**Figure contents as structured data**
* Start *

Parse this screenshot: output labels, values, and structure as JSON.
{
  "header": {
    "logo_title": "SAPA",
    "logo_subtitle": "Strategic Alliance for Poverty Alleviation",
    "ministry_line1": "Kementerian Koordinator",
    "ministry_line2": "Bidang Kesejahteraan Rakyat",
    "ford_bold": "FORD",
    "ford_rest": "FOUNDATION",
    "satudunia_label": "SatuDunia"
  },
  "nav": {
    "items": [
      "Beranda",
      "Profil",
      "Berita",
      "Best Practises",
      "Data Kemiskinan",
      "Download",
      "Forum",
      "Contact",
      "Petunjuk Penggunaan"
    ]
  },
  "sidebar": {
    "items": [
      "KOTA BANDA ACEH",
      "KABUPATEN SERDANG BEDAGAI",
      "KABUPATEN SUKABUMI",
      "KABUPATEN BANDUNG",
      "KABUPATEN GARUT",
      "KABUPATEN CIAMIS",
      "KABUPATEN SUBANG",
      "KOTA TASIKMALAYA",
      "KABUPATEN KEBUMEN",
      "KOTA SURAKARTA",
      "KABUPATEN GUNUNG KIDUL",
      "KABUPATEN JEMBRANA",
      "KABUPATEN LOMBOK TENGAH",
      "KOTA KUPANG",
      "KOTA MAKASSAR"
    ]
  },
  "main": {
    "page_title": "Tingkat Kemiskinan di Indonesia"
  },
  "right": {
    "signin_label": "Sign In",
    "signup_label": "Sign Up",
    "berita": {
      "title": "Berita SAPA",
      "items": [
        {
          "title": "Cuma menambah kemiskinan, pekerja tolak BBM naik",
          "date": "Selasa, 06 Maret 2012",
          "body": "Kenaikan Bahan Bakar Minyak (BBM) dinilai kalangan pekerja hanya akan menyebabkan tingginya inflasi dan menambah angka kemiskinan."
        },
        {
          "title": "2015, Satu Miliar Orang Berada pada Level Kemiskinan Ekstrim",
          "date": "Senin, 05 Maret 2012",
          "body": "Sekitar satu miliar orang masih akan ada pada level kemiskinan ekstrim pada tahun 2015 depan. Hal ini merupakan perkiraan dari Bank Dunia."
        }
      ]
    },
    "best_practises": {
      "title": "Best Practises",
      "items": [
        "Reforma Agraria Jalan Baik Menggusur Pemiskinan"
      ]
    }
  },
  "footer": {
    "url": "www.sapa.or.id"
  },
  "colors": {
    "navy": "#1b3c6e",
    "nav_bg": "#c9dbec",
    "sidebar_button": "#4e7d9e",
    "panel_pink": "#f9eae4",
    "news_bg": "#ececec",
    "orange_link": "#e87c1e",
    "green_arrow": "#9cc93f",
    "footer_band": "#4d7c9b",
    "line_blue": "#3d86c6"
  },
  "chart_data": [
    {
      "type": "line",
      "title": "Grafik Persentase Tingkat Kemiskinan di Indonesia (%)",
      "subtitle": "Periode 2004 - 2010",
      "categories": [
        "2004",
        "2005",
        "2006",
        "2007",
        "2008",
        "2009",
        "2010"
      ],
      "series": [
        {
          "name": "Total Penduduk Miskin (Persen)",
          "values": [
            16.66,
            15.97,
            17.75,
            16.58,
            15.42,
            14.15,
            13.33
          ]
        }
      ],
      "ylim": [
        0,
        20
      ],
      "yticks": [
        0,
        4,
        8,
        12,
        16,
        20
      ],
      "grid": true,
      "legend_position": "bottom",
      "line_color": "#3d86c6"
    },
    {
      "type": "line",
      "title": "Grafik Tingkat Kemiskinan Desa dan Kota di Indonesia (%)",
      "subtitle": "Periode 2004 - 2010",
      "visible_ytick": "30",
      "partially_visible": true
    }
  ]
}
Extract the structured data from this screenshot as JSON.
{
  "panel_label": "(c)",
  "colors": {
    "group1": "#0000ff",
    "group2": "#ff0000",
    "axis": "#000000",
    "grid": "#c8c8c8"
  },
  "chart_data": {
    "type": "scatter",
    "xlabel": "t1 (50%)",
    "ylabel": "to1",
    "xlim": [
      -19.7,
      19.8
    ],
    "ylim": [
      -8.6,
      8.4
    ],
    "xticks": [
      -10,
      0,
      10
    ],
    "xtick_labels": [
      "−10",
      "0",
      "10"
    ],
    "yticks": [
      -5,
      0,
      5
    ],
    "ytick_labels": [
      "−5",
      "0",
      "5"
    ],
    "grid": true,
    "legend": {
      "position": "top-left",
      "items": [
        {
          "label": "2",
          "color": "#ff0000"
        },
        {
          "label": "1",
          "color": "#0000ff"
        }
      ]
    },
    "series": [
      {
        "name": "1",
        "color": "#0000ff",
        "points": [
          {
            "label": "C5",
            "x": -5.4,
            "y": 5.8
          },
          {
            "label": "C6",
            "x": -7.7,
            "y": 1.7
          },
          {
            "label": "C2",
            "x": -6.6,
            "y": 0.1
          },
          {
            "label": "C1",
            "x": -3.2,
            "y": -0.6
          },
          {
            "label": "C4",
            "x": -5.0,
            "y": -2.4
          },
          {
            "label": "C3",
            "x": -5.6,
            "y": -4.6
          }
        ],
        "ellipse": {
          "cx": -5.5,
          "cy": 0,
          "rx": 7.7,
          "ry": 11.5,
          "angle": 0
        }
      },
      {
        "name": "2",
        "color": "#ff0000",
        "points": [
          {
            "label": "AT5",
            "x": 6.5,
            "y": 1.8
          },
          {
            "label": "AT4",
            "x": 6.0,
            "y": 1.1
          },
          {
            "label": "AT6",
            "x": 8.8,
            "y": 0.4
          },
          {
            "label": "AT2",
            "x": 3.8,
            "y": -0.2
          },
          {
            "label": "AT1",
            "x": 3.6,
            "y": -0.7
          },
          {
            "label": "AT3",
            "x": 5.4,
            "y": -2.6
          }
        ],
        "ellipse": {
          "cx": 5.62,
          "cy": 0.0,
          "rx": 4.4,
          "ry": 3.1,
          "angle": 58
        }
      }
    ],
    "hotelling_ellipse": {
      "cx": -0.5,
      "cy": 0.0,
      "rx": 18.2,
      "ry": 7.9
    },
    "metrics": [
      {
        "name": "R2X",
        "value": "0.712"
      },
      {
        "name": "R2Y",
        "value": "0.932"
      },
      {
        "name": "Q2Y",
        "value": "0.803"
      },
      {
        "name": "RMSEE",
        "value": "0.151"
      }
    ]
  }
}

* End *

**Problem to work on**
Pick out all lines from the data above in which the word "pekerja" appears.

**Output**
          "title": "Cuma menambah kemiskinan, pekerja tolak BBM naik",
          "body": "Kenaikan Bahan Bakar Minyak (BBM) dinilai kalangan pekerja hanya akan menyebabkan tingginya inflasi dan menambah angka kemiskinan."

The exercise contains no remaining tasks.